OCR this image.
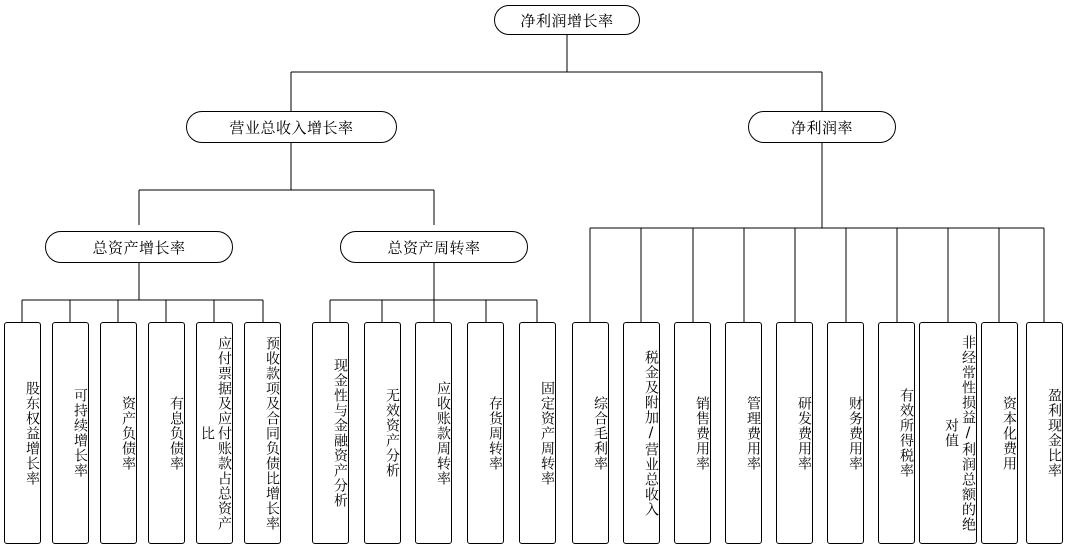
净利润增长率
营业总收入增长率	净利润率
总资产增长率	总资产周转率
股东权益增长率 可持续增长率 资产负债率 有息负债率	应付票据及应付账款占总资产比	预收款项及合同负债比增长率	现金性与金融资产分析	无效资产分析	应收账款周转率	存货周转率	固定资产周转率	综合毛利率	税金及附加/营业总收入	销售费用率	管理费用率	研发费用率	财务费用率	有效所得税率	非经常性损益/利润总额的绝对值	资本化费用 盈利现金比率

--------

— Brief —
Go through the data above and transcribe it in full, omitting any image.

— Result —
OCR this image.
净利润增长率
营业总收入增长率	净利润率
总资产增长率	总资产周转率
股东权益增长率 可持续增长率 资产负债率 有息负债率	应付票据及应付账款占总资产比	预收款项及合同负债比增长率	现金性与金融资产分析	无效资产分析	应收账款周转率	存货周转率	固定资产周转率	综合毛利率	税金及附加/营业总收入	销售费用率	管理费用率	研发费用率	财务费用率	有效所得税率	非经常性损益/利润总额的绝对值	资本化费用 盈利现金比率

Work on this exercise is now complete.